━━━ PROVIDED ENTRIES
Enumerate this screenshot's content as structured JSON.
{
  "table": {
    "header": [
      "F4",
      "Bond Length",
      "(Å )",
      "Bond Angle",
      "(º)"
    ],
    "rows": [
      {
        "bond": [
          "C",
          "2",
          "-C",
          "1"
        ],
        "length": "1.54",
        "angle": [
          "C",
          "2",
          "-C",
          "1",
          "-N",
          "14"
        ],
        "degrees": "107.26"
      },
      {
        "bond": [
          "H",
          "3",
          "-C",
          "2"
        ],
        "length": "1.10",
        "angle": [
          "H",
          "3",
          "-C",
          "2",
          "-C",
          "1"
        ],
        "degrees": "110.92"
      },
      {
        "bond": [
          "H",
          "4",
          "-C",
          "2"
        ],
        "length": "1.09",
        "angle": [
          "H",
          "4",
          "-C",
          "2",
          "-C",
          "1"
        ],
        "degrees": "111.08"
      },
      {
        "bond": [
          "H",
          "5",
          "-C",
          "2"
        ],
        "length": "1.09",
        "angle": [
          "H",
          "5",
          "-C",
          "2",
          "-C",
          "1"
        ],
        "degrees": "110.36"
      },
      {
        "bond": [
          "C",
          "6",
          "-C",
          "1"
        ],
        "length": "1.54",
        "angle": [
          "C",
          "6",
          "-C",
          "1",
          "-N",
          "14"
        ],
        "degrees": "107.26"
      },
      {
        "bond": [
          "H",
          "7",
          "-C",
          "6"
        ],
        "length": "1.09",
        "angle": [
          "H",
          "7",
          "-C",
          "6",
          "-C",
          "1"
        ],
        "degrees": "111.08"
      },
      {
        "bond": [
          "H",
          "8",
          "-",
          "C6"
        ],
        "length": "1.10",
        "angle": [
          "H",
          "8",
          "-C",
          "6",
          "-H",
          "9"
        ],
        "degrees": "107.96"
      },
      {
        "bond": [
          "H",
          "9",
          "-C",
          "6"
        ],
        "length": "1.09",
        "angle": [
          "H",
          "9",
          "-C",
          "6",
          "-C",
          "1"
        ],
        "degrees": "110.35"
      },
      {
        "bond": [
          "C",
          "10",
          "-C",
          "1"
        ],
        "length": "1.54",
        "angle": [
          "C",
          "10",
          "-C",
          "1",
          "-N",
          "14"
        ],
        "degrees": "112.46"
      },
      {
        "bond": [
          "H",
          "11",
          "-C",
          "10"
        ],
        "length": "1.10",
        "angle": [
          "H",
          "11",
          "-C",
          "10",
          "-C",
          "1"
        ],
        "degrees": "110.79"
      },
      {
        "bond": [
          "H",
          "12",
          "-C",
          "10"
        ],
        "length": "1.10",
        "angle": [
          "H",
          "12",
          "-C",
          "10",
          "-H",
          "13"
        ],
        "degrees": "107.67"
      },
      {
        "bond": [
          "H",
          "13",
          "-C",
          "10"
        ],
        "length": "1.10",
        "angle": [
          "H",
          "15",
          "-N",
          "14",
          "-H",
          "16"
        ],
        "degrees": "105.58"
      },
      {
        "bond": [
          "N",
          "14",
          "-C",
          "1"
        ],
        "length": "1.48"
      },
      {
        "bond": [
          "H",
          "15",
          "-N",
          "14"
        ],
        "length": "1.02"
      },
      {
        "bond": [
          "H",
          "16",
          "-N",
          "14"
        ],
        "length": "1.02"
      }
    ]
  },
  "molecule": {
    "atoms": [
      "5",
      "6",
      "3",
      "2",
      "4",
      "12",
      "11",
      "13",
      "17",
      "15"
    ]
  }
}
━━━━━━
### EXERCISE
Repeat each record in full; every line must match exactly.

### TASK SOLUTION
Enumerate this screenshot's content as structured JSON.
{
  "table": {
    "header": [
      "F4",
      "Bond Length",
      "(Å )",
      "Bond Angle",
      "(º)"
    ],
    "rows": [
      {
        "bond": [
          "C",
          "2",
          "-C",
          "1"
        ],
        "length": "1.54",
        "angle": [
          "C",
          "2",
          "-C",
          "1",
          "-N",
          "14"
        ],
        "degrees": "107.26"
      },
      {
        "bond": [
          "H",
          "3",
          "-C",
          "2"
        ],
        "length": "1.10",
        "angle": [
          "H",
          "3",
          "-C",
          "2",
          "-C",
          "1"
        ],
        "degrees": "110.92"
      },
      {
        "bond": [
          "H",
          "4",
          "-C",
          "2"
        ],
        "length": "1.09",
        "angle": [
          "H",
          "4",
          "-C",
          "2",
          "-C",
          "1"
        ],
        "degrees": "111.08"
      },
      {
        "bond": [
          "H",
          "5",
          "-C",
          "2"
        ],
        "length": "1.09",
        "angle": [
          "H",
          "5",
          "-C",
          "2",
          "-C",
          "1"
        ],
        "degrees": "110.36"
      },
      {
        "bond": [
          "C",
          "6",
          "-C",
          "1"
        ],
        "length": "1.54",
        "angle": [
          "C",
          "6",
          "-C",
          "1",
          "-N",
          "14"
        ],
        "degrees": "107.26"
      },
      {
        "bond": [
          "H",
          "7",
          "-C",
          "6"
        ],
        "length": "1.09",
        "angle": [
          "H",
          "7",
          "-C",
          "6",
          "-C",
          "1"
        ],
        "degrees": "111.08"
      },
      {
        "bond": [
          "H",
          "8",
          "-",
          "C6"
        ],
        "length": "1.10",
        "angle": [
          "H",
          "8",
          "-C",
          "6",
          "-H",
          "9"
        ],
        "degrees": "107.96"
      },
      {
        "bond": [
          "H",
          "9",
          "-C",
          "6"
        ],
        "length": "1.09",
        "angle": [
          "H",
          "9",
          "-C",
          "6",
          "-C",
          "1"
        ],
        "degrees": "110.35"
      },
      {
        "bond": [
          "C",
          "10",
          "-C",
          "1"
        ],
        "length": "1.54",
        "angle": [
          "C",
          "10",
          "-C",
          "1",
          "-N",
          "14"
        ],
        "degrees": "112.46"
      },
      {
        "bond": [
          "H",
          "11",
          "-C",
          "10"
        ],
        "length": "1.10",
        "angle": [
          "H",
          "11",
          "-C",
          "10",
          "-C",
          "1"
        ],
        "degrees": "110.79"
      },
      {
        "bond": [
          "H",
          "12",
          "-C",
          "10"
        ],
        "length": "1.10",
        "angle": [
          "H",
          "12",
          "-C",
          "10",
          "-H",
          "13"
        ],
        "degrees": "107.67"
      },
      {
        "bond": [
          "H",
          "13",
          "-C",
          "10"
        ],
        "length": "1.10",
        "angle": [
          "H",
          "15",
          "-N",
          "14",
          "-H",
          "16"
        ],
        "degrees": "105.58"
      },
      {
        "bond": [
          "N",
          "14",
          "-C",
          "1"
        ],
        "length": "1.48"
      },
      {
        "bond": [
          "H",
          "15",
          "-N",
          "14"
        ],
        "length": "1.02"
      },
      {
        "bond": [
          "H",
          "16",
          "-N",
          "14"
        ],
        "length": "1.02"
      }
    ]
  },
  "molecule": {
    "atoms": [
      "5",
      "6",
      "3",
      "2",
      "4",
      "12",
      "11",
      "13",
      "17",
      "15"
    ]
  }
}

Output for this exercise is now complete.